===== Records to use =====

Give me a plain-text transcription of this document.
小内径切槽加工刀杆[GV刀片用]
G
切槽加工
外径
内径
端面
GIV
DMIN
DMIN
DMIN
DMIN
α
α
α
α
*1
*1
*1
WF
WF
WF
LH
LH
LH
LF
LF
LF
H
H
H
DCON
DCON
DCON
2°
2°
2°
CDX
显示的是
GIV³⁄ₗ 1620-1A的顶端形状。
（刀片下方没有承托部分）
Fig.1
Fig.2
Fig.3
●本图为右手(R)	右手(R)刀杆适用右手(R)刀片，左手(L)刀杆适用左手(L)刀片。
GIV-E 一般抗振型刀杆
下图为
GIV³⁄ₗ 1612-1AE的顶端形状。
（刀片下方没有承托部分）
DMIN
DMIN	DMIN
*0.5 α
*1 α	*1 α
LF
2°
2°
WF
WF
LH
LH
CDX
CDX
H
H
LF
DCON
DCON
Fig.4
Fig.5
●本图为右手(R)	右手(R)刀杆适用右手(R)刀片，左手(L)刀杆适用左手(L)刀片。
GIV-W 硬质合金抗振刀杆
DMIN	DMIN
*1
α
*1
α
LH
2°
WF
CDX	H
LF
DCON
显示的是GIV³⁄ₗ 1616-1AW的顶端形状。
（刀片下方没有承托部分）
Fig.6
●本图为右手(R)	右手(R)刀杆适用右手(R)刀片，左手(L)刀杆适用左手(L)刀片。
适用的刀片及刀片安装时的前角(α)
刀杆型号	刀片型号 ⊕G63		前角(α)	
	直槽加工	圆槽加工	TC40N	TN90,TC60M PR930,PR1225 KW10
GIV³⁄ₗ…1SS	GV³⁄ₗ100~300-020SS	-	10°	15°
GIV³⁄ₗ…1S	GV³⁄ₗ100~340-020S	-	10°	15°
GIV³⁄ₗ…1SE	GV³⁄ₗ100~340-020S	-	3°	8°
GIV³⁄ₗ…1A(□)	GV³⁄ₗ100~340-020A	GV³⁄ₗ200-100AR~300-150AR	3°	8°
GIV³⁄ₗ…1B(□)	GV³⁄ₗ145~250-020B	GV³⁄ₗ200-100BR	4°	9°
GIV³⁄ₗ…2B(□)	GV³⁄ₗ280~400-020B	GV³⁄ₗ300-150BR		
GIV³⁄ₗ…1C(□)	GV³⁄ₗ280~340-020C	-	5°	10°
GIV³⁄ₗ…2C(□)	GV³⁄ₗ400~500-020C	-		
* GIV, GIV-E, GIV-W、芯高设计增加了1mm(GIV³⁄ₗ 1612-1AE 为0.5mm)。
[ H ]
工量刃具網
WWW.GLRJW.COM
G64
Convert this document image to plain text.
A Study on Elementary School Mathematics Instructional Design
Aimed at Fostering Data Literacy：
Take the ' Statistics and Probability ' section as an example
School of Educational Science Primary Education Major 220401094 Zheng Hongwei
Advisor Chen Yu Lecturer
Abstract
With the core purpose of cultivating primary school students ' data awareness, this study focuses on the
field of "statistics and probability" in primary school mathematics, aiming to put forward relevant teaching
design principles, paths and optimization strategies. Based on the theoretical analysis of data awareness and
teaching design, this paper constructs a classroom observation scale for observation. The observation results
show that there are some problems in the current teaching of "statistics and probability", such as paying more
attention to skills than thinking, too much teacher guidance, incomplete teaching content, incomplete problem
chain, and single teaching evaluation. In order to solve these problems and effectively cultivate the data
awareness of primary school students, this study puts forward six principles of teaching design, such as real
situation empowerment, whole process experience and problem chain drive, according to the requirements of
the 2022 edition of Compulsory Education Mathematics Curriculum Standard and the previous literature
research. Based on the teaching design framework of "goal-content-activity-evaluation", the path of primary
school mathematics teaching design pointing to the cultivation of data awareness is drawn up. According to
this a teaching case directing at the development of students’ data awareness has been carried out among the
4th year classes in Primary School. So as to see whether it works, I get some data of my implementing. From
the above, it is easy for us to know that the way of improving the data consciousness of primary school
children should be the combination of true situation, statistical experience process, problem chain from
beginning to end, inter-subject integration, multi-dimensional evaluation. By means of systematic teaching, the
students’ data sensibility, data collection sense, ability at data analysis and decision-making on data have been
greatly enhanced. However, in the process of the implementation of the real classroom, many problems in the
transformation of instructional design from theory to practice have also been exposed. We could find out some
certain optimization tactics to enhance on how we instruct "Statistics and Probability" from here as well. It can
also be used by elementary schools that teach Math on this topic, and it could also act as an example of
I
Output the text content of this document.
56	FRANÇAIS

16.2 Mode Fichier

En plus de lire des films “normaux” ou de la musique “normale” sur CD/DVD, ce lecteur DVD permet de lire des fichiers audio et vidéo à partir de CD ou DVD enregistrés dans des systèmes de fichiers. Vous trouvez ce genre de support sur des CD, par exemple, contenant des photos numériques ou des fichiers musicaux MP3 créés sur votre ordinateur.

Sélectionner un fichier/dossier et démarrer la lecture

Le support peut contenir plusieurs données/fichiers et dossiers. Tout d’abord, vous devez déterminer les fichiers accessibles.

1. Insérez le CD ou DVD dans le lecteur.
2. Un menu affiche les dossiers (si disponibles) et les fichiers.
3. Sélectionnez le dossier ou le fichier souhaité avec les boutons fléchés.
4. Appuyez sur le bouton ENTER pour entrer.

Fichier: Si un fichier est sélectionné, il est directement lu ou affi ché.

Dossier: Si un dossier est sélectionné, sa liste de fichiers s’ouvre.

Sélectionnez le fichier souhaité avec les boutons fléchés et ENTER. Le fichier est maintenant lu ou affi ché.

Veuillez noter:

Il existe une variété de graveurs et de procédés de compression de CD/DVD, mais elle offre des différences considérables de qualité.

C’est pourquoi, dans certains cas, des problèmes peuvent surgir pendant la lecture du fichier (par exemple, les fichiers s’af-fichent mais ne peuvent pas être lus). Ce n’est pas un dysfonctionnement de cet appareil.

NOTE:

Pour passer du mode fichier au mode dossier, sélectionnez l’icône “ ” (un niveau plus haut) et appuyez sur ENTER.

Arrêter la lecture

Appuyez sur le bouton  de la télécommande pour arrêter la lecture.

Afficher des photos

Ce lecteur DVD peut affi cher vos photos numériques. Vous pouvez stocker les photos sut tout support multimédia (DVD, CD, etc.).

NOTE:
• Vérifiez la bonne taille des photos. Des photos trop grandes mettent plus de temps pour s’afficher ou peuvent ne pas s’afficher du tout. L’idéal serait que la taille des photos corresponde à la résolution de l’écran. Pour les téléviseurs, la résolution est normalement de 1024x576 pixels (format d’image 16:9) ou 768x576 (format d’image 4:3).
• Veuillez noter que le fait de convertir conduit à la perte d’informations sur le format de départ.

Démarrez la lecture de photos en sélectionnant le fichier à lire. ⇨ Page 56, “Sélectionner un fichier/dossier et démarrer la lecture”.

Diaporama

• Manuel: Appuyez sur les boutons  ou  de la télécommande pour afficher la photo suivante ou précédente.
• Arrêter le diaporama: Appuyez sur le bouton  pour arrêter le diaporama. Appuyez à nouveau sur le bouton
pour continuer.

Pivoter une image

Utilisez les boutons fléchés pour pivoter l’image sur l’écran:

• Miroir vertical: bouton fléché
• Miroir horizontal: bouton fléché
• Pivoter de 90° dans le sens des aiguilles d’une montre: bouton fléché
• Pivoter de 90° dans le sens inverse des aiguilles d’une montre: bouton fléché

=====

§ **What is expected**
Gather each line in these records that contains the string "have".

§ **Right answer**
students’ data sensibility, data collection sense, ability at data analysis and decision-making on data have been
transformation of instructional design from theory to practice have also been exposed. We could find out some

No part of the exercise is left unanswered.